WORK ITEM: The expected answer is a copy of every line in the listing that has the word "Lemonnier".

DATA EXTRACTS:
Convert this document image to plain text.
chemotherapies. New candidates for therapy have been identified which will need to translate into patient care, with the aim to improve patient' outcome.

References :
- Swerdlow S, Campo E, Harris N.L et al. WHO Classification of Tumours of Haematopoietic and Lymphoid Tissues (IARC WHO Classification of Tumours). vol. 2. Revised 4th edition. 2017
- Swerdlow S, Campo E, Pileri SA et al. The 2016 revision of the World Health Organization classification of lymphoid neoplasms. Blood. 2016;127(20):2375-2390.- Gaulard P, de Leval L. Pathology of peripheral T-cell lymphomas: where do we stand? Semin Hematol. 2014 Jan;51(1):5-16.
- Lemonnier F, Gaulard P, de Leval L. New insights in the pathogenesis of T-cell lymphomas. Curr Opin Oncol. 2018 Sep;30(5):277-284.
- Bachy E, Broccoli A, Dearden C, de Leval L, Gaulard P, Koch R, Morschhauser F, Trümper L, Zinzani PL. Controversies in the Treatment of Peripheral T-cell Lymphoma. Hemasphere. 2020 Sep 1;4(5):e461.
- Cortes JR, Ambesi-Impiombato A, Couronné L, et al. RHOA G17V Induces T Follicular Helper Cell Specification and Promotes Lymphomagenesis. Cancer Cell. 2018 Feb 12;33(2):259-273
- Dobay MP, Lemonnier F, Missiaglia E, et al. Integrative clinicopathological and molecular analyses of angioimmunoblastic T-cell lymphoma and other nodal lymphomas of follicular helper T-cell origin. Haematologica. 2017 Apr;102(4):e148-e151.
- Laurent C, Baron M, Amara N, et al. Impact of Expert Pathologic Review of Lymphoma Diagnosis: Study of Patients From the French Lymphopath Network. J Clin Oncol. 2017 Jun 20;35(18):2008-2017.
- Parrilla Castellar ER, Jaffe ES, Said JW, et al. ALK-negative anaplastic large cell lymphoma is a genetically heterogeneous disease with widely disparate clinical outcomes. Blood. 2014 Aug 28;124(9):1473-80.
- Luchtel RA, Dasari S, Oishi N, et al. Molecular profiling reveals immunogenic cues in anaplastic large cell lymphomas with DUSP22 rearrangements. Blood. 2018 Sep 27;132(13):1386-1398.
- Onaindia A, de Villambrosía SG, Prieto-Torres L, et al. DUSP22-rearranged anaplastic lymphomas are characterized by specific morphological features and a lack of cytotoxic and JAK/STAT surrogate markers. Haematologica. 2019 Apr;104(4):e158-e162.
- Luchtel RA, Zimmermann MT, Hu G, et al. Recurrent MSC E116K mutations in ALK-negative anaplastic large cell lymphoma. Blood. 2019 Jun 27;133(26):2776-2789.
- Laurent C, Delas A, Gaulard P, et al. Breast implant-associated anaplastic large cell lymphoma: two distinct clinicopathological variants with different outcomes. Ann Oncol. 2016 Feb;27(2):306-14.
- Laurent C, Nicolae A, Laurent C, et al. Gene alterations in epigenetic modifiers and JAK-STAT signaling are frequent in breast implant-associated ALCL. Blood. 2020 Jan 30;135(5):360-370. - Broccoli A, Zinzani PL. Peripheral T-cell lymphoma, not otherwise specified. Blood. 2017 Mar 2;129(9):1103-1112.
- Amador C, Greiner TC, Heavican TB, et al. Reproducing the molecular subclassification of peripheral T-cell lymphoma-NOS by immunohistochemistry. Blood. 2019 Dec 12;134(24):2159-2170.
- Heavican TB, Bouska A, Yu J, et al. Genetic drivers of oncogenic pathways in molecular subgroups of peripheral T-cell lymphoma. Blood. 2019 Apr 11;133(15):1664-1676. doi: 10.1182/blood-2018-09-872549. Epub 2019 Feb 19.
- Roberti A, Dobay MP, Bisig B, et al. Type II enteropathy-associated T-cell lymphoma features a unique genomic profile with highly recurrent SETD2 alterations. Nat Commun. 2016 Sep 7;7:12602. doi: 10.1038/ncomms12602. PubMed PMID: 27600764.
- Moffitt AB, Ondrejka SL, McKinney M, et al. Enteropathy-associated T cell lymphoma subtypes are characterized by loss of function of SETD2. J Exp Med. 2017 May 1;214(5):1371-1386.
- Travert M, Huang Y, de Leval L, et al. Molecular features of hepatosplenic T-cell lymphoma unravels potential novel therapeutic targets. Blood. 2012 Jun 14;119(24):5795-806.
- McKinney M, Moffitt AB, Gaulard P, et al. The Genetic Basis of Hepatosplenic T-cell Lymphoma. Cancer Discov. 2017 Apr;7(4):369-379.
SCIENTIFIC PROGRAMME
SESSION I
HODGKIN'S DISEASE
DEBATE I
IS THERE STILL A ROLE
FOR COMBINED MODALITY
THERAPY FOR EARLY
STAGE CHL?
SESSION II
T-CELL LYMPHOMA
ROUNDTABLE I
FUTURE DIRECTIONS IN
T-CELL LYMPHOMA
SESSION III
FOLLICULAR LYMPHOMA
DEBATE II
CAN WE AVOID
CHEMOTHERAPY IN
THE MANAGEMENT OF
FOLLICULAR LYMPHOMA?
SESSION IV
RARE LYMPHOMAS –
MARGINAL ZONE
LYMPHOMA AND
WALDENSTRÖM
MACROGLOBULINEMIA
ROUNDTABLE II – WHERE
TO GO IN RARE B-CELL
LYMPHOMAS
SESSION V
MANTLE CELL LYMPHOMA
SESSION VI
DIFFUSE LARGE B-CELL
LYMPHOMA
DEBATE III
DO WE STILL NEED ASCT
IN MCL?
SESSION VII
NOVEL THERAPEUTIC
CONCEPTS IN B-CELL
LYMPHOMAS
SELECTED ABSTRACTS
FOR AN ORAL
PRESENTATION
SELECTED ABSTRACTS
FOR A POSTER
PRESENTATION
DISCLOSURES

REPLY:
- Lemonnier F, Gaulard P, de Leval L. New insights in the pathogenesis of T-cell lymphomas. Curr Opin Oncol. 2018 Sep;30(5):277-284.
- Dobay MP, Lemonnier F, Missiaglia E, et al. Integrative clinicopathological and molecular analyses of angioimmunoblastic T-cell lymphoma and other nodal lymphomas of follicular helper T-cell origin. Haematologica. 2017 Apr;102(4):e148-e151.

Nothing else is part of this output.